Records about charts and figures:
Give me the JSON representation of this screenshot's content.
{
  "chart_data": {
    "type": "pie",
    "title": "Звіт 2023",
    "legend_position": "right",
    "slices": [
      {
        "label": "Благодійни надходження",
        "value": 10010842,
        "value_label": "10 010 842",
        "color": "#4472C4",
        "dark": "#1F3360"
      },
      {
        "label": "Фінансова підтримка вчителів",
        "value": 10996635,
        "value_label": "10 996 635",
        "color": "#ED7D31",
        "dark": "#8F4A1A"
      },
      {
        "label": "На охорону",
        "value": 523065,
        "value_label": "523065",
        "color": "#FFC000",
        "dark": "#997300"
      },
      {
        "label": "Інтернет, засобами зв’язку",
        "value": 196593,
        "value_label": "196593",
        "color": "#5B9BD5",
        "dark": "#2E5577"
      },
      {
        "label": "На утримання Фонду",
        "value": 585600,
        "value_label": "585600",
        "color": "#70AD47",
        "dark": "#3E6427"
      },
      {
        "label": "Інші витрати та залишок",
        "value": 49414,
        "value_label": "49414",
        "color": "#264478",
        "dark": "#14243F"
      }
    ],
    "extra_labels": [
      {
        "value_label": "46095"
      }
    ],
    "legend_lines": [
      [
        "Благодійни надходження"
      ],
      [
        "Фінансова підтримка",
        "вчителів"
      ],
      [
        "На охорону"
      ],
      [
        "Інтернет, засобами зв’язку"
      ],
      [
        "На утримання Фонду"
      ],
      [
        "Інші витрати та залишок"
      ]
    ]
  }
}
...
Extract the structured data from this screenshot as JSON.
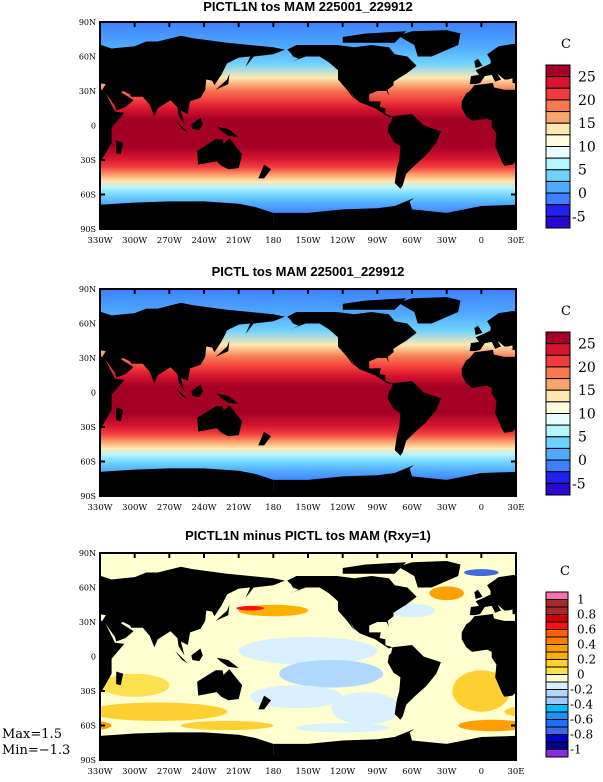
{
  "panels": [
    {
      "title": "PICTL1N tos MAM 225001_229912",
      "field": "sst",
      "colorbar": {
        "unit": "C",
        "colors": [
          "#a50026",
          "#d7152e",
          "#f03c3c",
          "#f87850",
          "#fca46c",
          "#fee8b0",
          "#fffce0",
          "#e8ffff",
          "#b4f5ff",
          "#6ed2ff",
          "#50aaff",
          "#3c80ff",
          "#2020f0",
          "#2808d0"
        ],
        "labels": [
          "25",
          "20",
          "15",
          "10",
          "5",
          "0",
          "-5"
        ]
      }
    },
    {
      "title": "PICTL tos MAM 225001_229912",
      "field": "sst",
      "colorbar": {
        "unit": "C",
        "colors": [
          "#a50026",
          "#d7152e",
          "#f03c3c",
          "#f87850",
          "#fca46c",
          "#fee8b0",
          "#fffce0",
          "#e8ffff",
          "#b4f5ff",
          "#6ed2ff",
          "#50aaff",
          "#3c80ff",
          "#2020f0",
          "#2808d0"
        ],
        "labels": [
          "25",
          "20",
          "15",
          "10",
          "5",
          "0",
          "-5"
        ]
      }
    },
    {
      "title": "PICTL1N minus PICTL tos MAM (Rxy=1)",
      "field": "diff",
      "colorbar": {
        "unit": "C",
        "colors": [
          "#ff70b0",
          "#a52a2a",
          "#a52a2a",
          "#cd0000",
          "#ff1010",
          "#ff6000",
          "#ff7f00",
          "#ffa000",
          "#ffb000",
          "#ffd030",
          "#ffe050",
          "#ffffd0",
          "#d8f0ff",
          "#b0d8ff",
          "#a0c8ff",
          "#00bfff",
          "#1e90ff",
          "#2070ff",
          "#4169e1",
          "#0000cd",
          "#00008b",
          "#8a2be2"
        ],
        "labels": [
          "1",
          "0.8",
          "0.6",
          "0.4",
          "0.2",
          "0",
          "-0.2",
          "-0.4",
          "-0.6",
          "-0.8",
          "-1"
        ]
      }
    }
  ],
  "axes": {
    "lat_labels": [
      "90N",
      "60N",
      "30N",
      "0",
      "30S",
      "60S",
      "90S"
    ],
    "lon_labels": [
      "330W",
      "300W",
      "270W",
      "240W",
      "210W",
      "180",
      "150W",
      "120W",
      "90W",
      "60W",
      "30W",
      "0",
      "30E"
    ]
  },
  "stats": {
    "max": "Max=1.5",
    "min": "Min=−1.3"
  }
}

- **GIVEN REQUEST**
Find the lines that include the string "язку", then copy each of them.

- **CORRECT RESULT**
        "label": "Інтернет, засобами зв’язку",
        "Інтернет, засобами зв’язку"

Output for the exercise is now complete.